--- START OF Excerpted data ---
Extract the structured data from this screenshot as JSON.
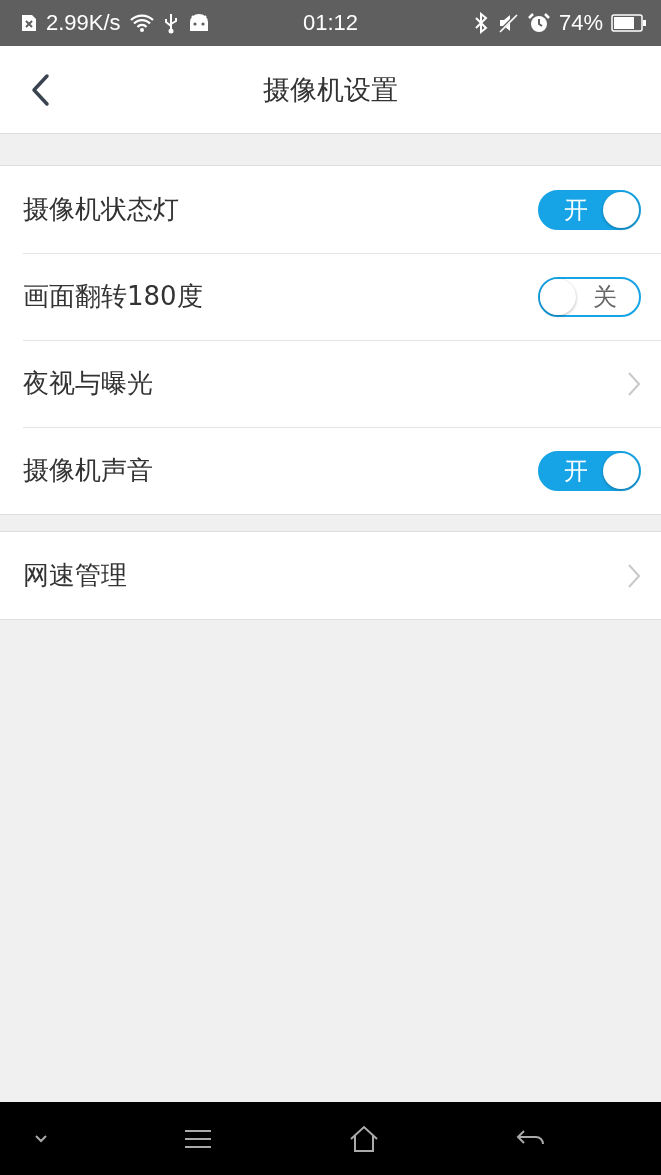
{
  "status_bar": {
    "speed": "2.99K/s",
    "time": "01:12",
    "battery": "74%"
  },
  "header": {
    "title": "摄像机设置"
  },
  "groups": [
    {
      "rows": [
        {
          "kind": "toggle",
          "label": "摄像机状态灯",
          "on": true,
          "toggle_text": "开"
        },
        {
          "kind": "toggle",
          "label": "画面翻转180度",
          "on": false,
          "toggle_text": "关"
        },
        {
          "kind": "link",
          "label": "夜视与曝光"
        },
        {
          "kind": "toggle",
          "label": "摄像机声音",
          "on": true,
          "toggle_text": "开"
        }
      ]
    },
    {
      "rows": [
        {
          "kind": "link",
          "label": "网速管理"
        }
      ]
    }
  ]
}
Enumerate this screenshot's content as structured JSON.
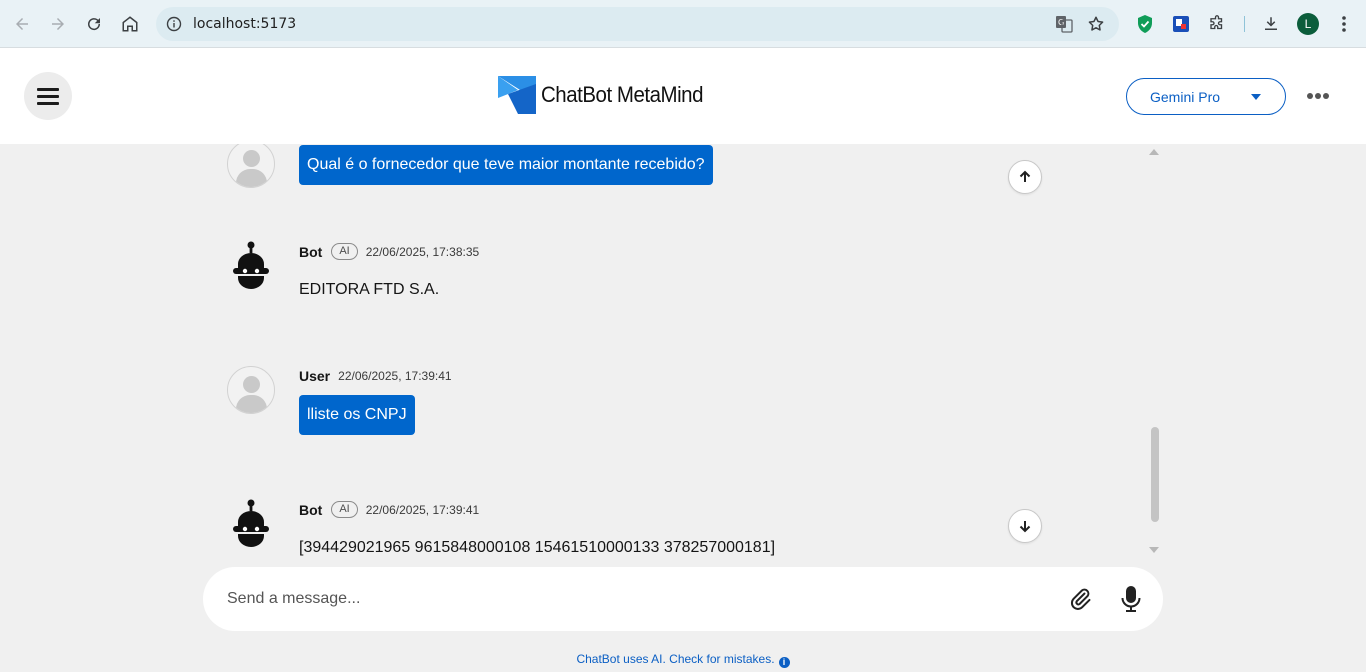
{
  "browser": {
    "url": "localhost:5173",
    "profile_initial": "L"
  },
  "header": {
    "brand": "ChatBot MetaMind",
    "model": "Gemini Pro",
    "accent_color": "#0066cc"
  },
  "messages": [
    {
      "role": "user",
      "sender": "",
      "timestamp": "",
      "text": "Qual é o fornecedor que teve maior montante recebido?"
    },
    {
      "role": "bot",
      "sender": "Bot",
      "badge": "AI",
      "timestamp": "22/06/2025, 17:38:35",
      "text": "EDITORA FTD S.A."
    },
    {
      "role": "user",
      "sender": "User",
      "timestamp": "22/06/2025, 17:39:41",
      "text": "lliste os CNPJ"
    },
    {
      "role": "bot",
      "sender": "Bot",
      "badge": "AI",
      "timestamp": "22/06/2025, 17:39:41",
      "text": "[394429021965 9615848000108 15461510000133 378257000181]"
    }
  ],
  "composer": {
    "placeholder": "Send a message..."
  },
  "footer": {
    "note": "ChatBot uses AI. Check for mistakes.",
    "info_glyph": "i"
  }
}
--- END OF Excerpted data ---
To do:
Scan the listing above for the word "structured" and copy every line that holds it.

Answer to the task:
Extract the structured data from this screenshot as JSON.
Enumerate this screenshot's content as structured JSON.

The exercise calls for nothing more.